§ **Data excerpts**:
· · · · ·
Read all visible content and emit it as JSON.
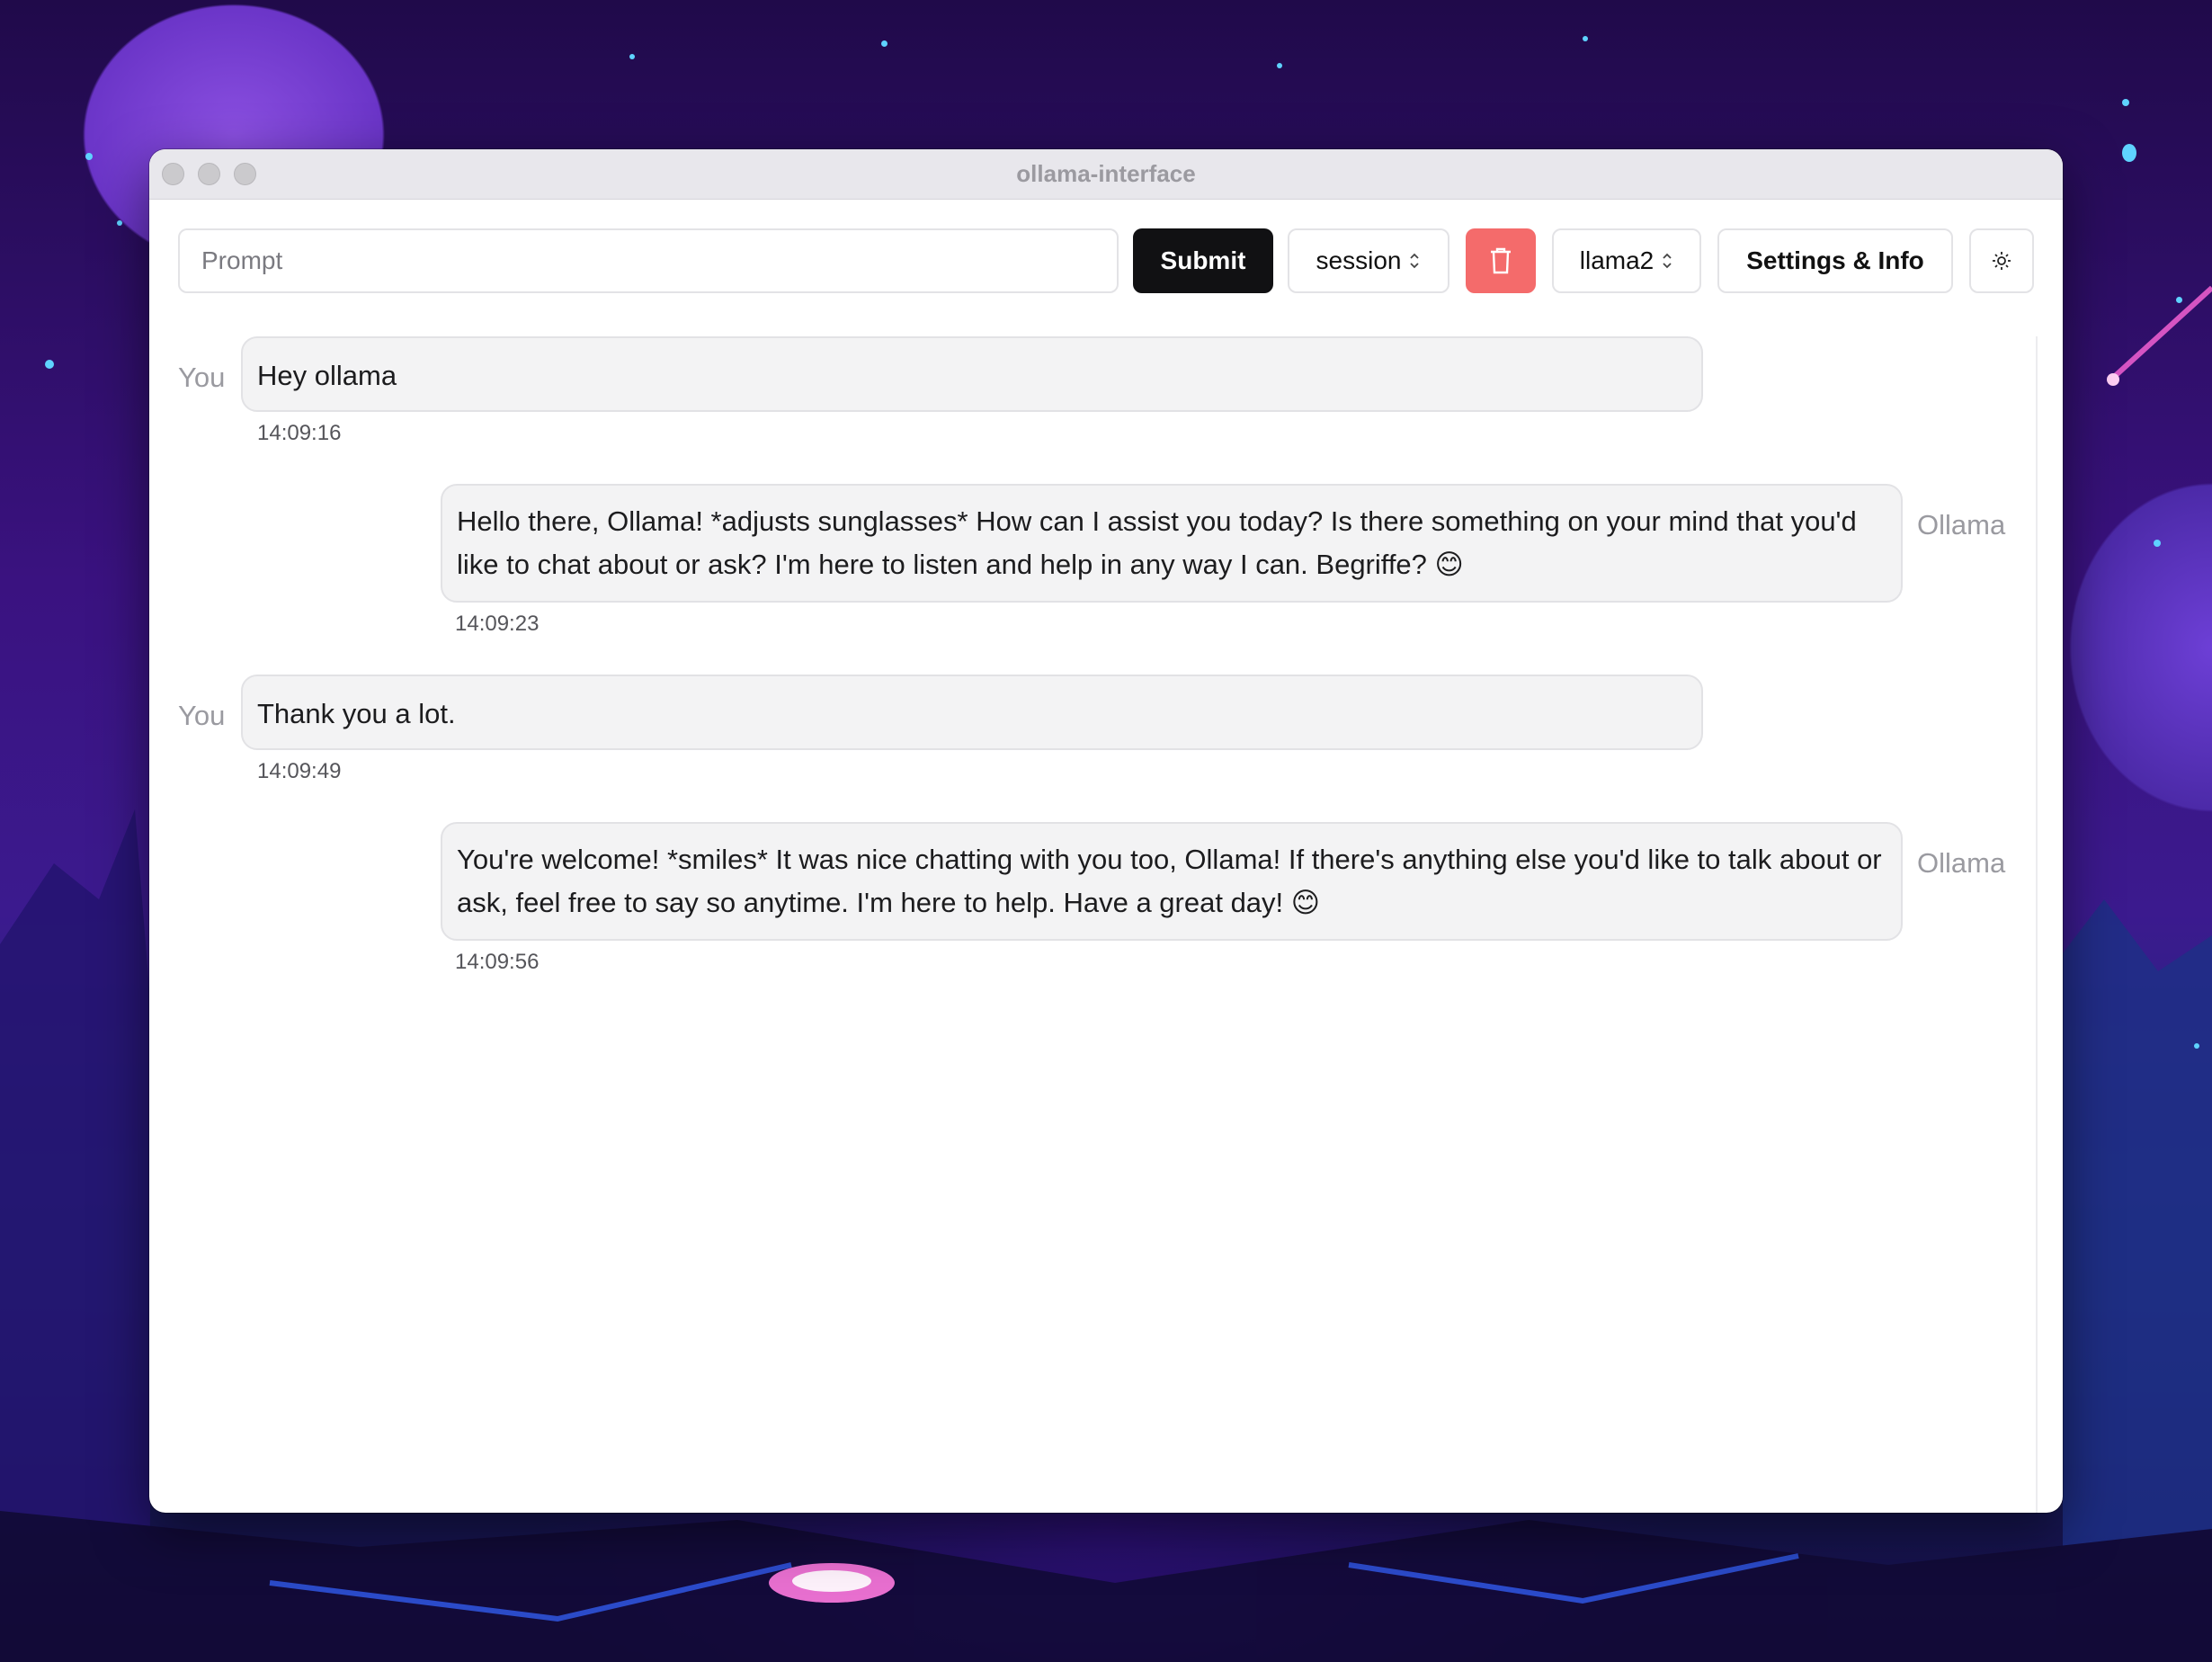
{
  "window": {
    "title": "ollama-interface"
  },
  "toolbar": {
    "prompt_placeholder": "Prompt",
    "prompt_value": "",
    "submit_label": "Submit",
    "session_label": "session",
    "model_label": "llama2",
    "settings_label": "Settings & Info",
    "delete_icon": "trash-icon",
    "theme_icon": "sun-icon"
  },
  "colors": {
    "submit_bg": "#111113",
    "delete_bg": "#f46b6b",
    "bubble_bg": "#f3f3f4"
  },
  "messages": [
    {
      "author": "You",
      "text": "Hey ollama",
      "time": "14:09:16"
    },
    {
      "author": "Ollama",
      "text": "Hello there, Ollama! *adjusts sunglasses* How can I assist you today? Is there something on your mind that you'd like to chat about or ask? I'm here to listen and help in any way I can. Begriffe? 😊",
      "time": "14:09:23"
    },
    {
      "author": "You",
      "text": "Thank you a lot.",
      "time": "14:09:49"
    },
    {
      "author": "Ollama",
      "text": "You're welcome! *smiles* It was nice chatting with you too, Ollama! If there's anything else you'd like to talk about or ask, feel free to say so anytime. I'm here to help. Have a great day! 😊",
      "time": "14:09:56"
    }
  ]
}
· · · · ·
§ **EXERCISE DESCRIPTION**: Set down the records in full and exactly. Do not carry over any image.

§ **TASK OUTPUT**:
Read all visible content and emit it as JSON.
{
  "window": {
    "title": "ollama-interface"
  },
  "toolbar": {
    "prompt_placeholder": "Prompt",
    "prompt_value": "",
    "submit_label": "Submit",
    "session_label": "session",
    "model_label": "llama2",
    "settings_label": "Settings & Info",
    "delete_icon": "trash-icon",
    "theme_icon": "sun-icon"
  },
  "colors": {
    "submit_bg": "#111113",
    "delete_bg": "#f46b6b",
    "bubble_bg": "#f3f3f4"
  },
  "messages": [
    {
      "author": "You",
      "text": "Hey ollama",
      "time": "14:09:16"
    },
    {
      "author": "Ollama",
      "text": "Hello there, Ollama! *adjusts sunglasses* How can I assist you today? Is there something on your mind that you'd like to chat about or ask? I'm here to listen and help in any way I can. Begriffe? 😊",
      "time": "14:09:23"
    },
    {
      "author": "You",
      "text": "Thank you a lot.",
      "time": "14:09:49"
    },
    {
      "author": "Ollama",
      "text": "You're welcome! *smiles* It was nice chatting with you too, Ollama! If there's anything else you'd like to talk about or ask, feel free to say so anytime. I'm here to help. Have a great day! 😊",
      "time": "14:09:56"
    }
  ]
}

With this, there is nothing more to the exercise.